Your instructions =
Check each line of the listing for the word "times" and report how many lines contain it, giving nothing but the number.

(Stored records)
* begin *

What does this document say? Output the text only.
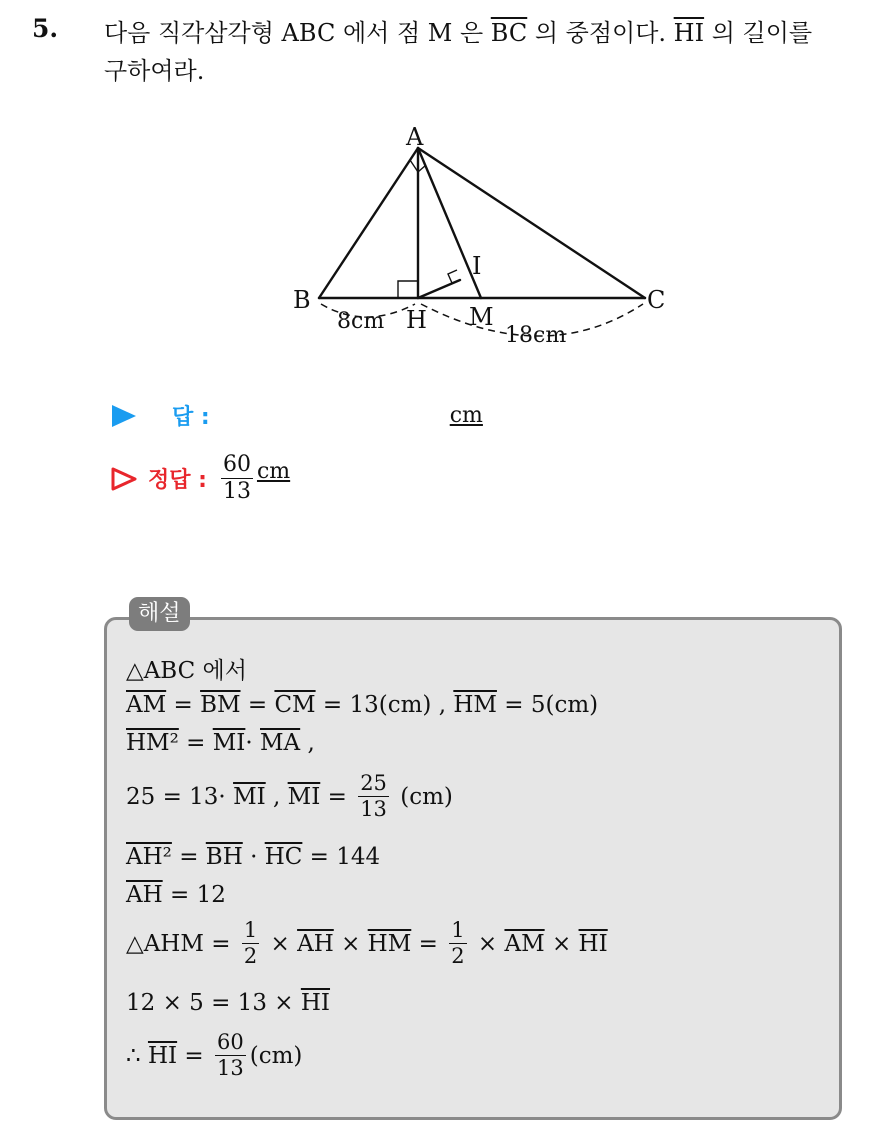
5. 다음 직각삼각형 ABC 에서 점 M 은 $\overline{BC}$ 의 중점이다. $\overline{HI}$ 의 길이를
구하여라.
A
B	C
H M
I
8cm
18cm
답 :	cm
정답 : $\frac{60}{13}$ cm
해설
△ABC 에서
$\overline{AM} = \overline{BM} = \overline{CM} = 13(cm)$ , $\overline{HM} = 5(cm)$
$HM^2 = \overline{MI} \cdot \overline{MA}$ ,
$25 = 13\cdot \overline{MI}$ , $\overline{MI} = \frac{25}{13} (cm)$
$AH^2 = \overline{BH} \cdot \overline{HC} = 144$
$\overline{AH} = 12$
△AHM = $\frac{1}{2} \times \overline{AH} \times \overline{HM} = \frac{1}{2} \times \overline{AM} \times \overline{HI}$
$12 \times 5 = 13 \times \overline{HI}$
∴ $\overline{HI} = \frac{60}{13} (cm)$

* end *

Solution for this task =
2